▸ What to work on:
Reproduce the data that follows in its entirety, character for character.

Extracted data entries
(begin)
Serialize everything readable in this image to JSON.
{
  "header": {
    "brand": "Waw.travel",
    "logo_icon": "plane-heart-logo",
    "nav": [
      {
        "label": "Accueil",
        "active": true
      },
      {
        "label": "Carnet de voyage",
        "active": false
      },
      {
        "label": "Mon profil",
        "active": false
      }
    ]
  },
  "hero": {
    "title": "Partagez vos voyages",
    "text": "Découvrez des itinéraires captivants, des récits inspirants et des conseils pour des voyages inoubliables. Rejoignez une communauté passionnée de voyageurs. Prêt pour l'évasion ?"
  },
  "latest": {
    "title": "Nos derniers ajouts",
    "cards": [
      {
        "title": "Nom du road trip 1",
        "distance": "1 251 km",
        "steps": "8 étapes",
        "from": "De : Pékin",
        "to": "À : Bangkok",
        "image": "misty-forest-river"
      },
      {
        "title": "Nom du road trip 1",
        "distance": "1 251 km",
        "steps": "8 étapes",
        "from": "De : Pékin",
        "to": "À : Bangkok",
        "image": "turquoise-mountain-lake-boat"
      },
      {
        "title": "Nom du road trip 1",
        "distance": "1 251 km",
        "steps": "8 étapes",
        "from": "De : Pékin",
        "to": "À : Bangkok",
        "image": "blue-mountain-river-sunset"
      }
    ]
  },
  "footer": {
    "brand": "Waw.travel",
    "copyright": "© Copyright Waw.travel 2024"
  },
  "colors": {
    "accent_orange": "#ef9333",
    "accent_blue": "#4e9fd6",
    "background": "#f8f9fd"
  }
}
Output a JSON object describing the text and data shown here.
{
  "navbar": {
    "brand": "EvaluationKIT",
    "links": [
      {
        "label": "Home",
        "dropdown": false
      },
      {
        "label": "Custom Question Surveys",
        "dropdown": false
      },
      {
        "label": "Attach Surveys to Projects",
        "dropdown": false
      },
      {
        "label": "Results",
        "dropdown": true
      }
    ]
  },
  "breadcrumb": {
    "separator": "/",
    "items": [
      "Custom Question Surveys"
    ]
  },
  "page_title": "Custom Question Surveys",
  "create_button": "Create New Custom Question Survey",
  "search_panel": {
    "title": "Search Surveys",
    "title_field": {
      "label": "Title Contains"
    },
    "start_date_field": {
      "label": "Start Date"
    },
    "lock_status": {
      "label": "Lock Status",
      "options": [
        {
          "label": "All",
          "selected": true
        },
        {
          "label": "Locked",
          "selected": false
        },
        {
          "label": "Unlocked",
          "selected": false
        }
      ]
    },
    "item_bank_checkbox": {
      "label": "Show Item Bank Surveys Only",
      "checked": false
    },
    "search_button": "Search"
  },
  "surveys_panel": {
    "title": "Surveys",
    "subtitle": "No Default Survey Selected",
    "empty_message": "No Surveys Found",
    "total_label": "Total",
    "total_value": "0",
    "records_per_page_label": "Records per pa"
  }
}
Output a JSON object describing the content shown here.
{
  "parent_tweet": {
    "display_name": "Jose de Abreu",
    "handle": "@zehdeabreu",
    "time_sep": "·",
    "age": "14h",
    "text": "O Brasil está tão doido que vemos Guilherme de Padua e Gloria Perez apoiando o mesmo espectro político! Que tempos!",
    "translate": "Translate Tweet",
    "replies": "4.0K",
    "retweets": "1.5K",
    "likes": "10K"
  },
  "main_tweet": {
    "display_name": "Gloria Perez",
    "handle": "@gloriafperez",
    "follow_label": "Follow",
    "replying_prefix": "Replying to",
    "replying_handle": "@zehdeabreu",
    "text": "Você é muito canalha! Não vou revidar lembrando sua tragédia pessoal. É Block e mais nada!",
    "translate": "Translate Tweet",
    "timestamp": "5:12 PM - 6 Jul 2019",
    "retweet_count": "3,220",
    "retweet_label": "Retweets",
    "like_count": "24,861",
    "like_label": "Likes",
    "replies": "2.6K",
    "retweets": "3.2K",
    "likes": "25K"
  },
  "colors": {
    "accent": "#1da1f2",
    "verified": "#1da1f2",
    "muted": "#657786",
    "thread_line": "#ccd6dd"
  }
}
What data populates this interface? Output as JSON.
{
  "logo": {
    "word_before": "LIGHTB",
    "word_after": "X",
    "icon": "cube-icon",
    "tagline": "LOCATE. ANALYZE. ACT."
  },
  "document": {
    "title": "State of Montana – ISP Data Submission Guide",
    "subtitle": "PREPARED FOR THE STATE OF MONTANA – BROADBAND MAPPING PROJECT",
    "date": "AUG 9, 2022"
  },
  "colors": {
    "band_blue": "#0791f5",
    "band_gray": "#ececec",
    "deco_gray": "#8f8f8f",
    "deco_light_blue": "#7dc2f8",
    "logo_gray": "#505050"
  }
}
(end)
▸ Result for this task:
Serialize everything readable in this image to JSON.
{
  "header": {
    "brand": "Waw.travel",
    "logo_icon": "plane-heart-logo",
    "nav": [
      {
        "label": "Accueil",
        "active": true
      },
      {
        "label": "Carnet de voyage",
        "active": false
      },
      {
        "label": "Mon profil",
        "active": false
      }
    ]
  },
  "hero": {
    "title": "Partagez vos voyages",
    "text": "Découvrez des itinéraires captivants, des récits inspirants et des conseils pour des voyages inoubliables. Rejoignez une communauté passionnée de voyageurs. Prêt pour l'évasion ?"
  },
  "latest": {
    "title": "Nos derniers ajouts",
    "cards": [
      {
        "title": "Nom du road trip 1",
        "distance": "1 251 km",
        "steps": "8 étapes",
        "from": "De : Pékin",
        "to": "À : Bangkok",
        "image": "misty-forest-river"
      },
      {
        "title": "Nom du road trip 1",
        "distance": "1 251 km",
        "steps": "8 étapes",
        "from": "De : Pékin",
        "to": "À : Bangkok",
        "image": "turquoise-mountain-lake-boat"
      },
      {
        "title": "Nom du road trip 1",
        "distance": "1 251 km",
        "steps": "8 étapes",
        "from": "De : Pékin",
        "to": "À : Bangkok",
        "image": "blue-mountain-river-sunset"
      }
    ]
  },
  "footer": {
    "brand": "Waw.travel",
    "copyright": "© Copyright Waw.travel 2024"
  },
  "colors": {
    "accent_orange": "#ef9333",
    "accent_blue": "#4e9fd6",
    "background": "#f8f9fd"
  }
}
Output a JSON object describing the text and data shown here.
{
  "navbar": {
    "brand": "EvaluationKIT",
    "links": [
      {
        "label": "Home",
        "dropdown": false
      },
      {
        "label": "Custom Question Surveys",
        "dropdown": false
      },
      {
        "label": "Attach Surveys to Projects",
        "dropdown": false
      },
      {
        "label": "Results",
        "dropdown": true
      }
    ]
  },
  "breadcrumb": {
    "separator": "/",
    "items": [
      "Custom Question Surveys"
    ]
  },
  "page_title": "Custom Question Surveys",
  "create_button": "Create New Custom Question Survey",
  "search_panel": {
    "title": "Search Surveys",
    "title_field": {
      "label": "Title Contains"
    },
    "start_date_field": {
      "label": "Start Date"
    },
    "lock_status": {
      "label": "Lock Status",
      "options": [
        {
          "label": "All",
          "selected": true
        },
        {
          "label": "Locked",
          "selected": false
        },
        {
          "label": "Unlocked",
          "selected": false
        }
      ]
    },
    "item_bank_checkbox": {
      "label": "Show Item Bank Surveys Only",
      "checked": false
    },
    "search_button": "Search"
  },
  "surveys_panel": {
    "title": "Surveys",
    "subtitle": "No Default Survey Selected",
    "empty_message": "No Surveys Found",
    "total_label": "Total",
    "total_value": "0",
    "records_per_page_label": "Records per pa"
  }
}
Output a JSON object describing the content shown here.
{
  "parent_tweet": {
    "display_name": "Jose de Abreu",
    "handle": "@zehdeabreu",
    "time_sep": "·",
    "age": "14h",
    "text": "O Brasil está tão doido que vemos Guilherme de Padua e Gloria Perez apoiando o mesmo espectro político! Que tempos!",
    "translate": "Translate Tweet",
    "replies": "4.0K",
    "retweets": "1.5K",
    "likes": "10K"
  },
  "main_tweet": {
    "display_name": "Gloria Perez",
    "handle": "@gloriafperez",
    "follow_label": "Follow",
    "replying_prefix": "Replying to",
    "replying_handle": "@zehdeabreu",
    "text": "Você é muito canalha! Não vou revidar lembrando sua tragédia pessoal. É Block e mais nada!",
    "translate": "Translate Tweet",
    "timestamp": "5:12 PM - 6 Jul 2019",
    "retweet_count": "3,220",
    "retweet_label": "Retweets",
    "like_count": "24,861",
    "like_label": "Likes",
    "replies": "2.6K",
    "retweets": "3.2K",
    "likes": "25K"
  },
  "colors": {
    "accent": "#1da1f2",
    "verified": "#1da1f2",
    "muted": "#657786",
    "thread_line": "#ccd6dd"
  }
}
What data populates this interface? Output as JSON.
{
  "logo": {
    "word_before": "LIGHTB",
    "word_after": "X",
    "icon": "cube-icon",
    "tagline": "LOCATE. ANALYZE. ACT."
  },
  "document": {
    "title": "State of Montana – ISP Data Submission Guide",
    "subtitle": "PREPARED FOR THE STATE OF MONTANA – BROADBAND MAPPING PROJECT",
    "date": "AUG 9, 2022"
  },
  "colors": {
    "band_blue": "#0791f5",
    "band_gray": "#ececec",
    "deco_gray": "#8f8f8f",
    "deco_light_blue": "#7dc2f8",
    "logo_gray": "#505050"
  }
}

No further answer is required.